### Short task:
Omit the pictures, please, and give each record below again exactly.

### Data extract:
++++++++++++++++++++

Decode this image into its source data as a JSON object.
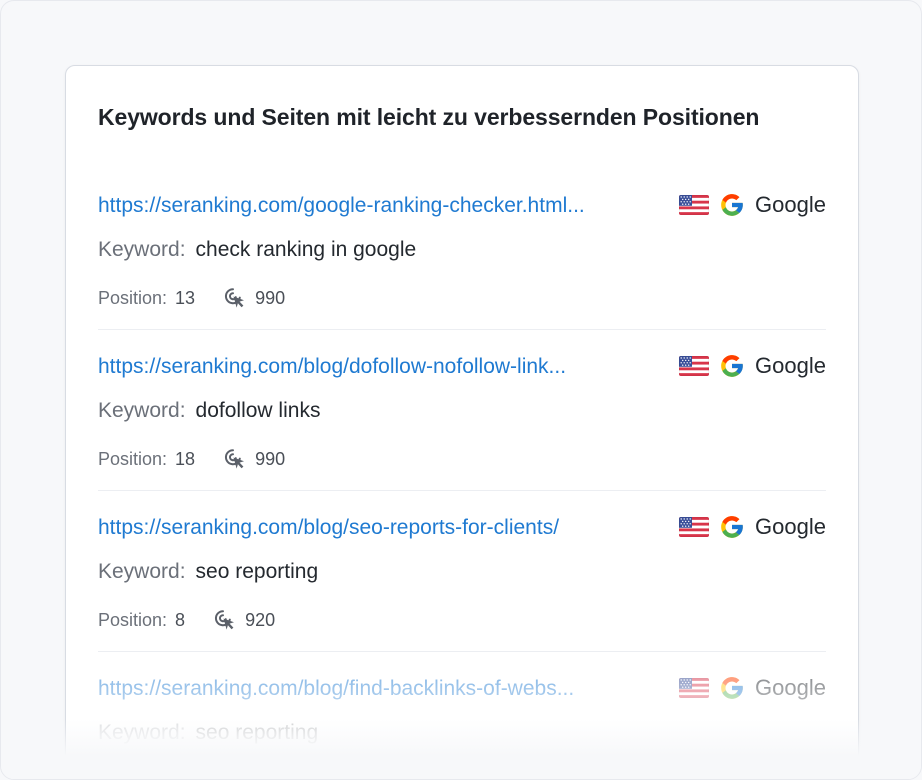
{
  "card": {
    "title": "Keywords und Seiten mit leicht zu verbessernden Positionen"
  },
  "labels": {
    "keyword": "Keyword:",
    "position": "Position:"
  },
  "colors": {
    "link": "#1f7ad1",
    "text": "#24292f",
    "muted": "#6b7079"
  },
  "rows": [
    {
      "url": "https://seranking.com/google-ranking-checker.html...",
      "engine": "Google",
      "flag": "us-flag-icon",
      "keyword": "check ranking in google",
      "position": "13",
      "volume": "990"
    },
    {
      "url": "https://seranking.com/blog/dofollow-nofollow-link...",
      "engine": "Google",
      "flag": "us-flag-icon",
      "keyword": "dofollow links",
      "position": "18",
      "volume": "990"
    },
    {
      "url": "https://seranking.com/blog/seo-reports-for-clients/",
      "engine": "Google",
      "flag": "us-flag-icon",
      "keyword": "seo reporting",
      "position": "8",
      "volume": "920"
    },
    {
      "url": "https://seranking.com/blog/find-backlinks-of-webs...",
      "engine": "Google",
      "flag": "us-flag-icon",
      "keyword": "seo reporting",
      "position": "",
      "volume": ""
    }
  ]
}
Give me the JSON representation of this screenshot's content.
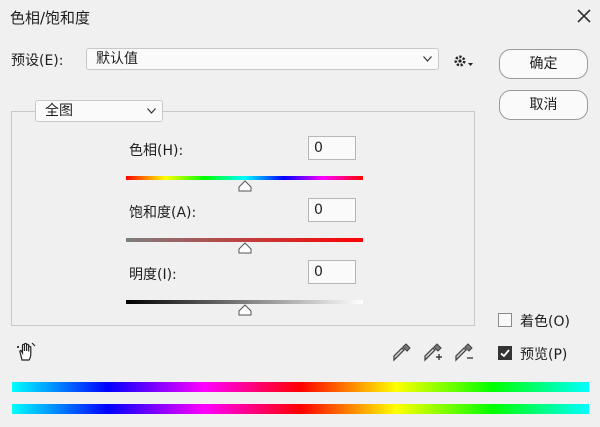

++++++++++++++++++++

### Result:
Decode this image into its source data as a JSON object.
{
  "card": {
    "title": "Keywords und Seiten mit leicht zu verbessernden Positionen"
  },
  "labels": {
    "keyword": "Keyword:",
    "position": "Position:"
  },
  "colors": {
    "link": "#1f7ad1",
    "text": "#24292f",
    "muted": "#6b7079"
  },
  "rows": [
    {
      "url": "https://seranking.com/google-ranking-checker.html...",
      "engine": "Google",
      "flag": "us-flag-icon",
      "keyword": "check ranking in google",
      "position": "13",
      "volume": "990"
    },
    {
      "url": "https://seranking.com/blog/dofollow-nofollow-link...",
      "engine": "Google",
      "flag": "us-flag-icon",
      "keyword": "dofollow links",
      "position": "18",
      "volume": "990"
    },
    {
      "url": "https://seranking.com/blog/seo-reports-for-clients/",
      "engine": "Google",
      "flag": "us-flag-icon",
      "keyword": "seo reporting",
      "position": "8",
      "volume": "920"
    },
    {
      "url": "https://seranking.com/blog/find-backlinks-of-webs...",
      "engine": "Google",
      "flag": "us-flag-icon",
      "keyword": "seo reporting",
      "position": "",
      "volume": ""
    }
  ]
}
Give me the JSON representation of this screenshot's content.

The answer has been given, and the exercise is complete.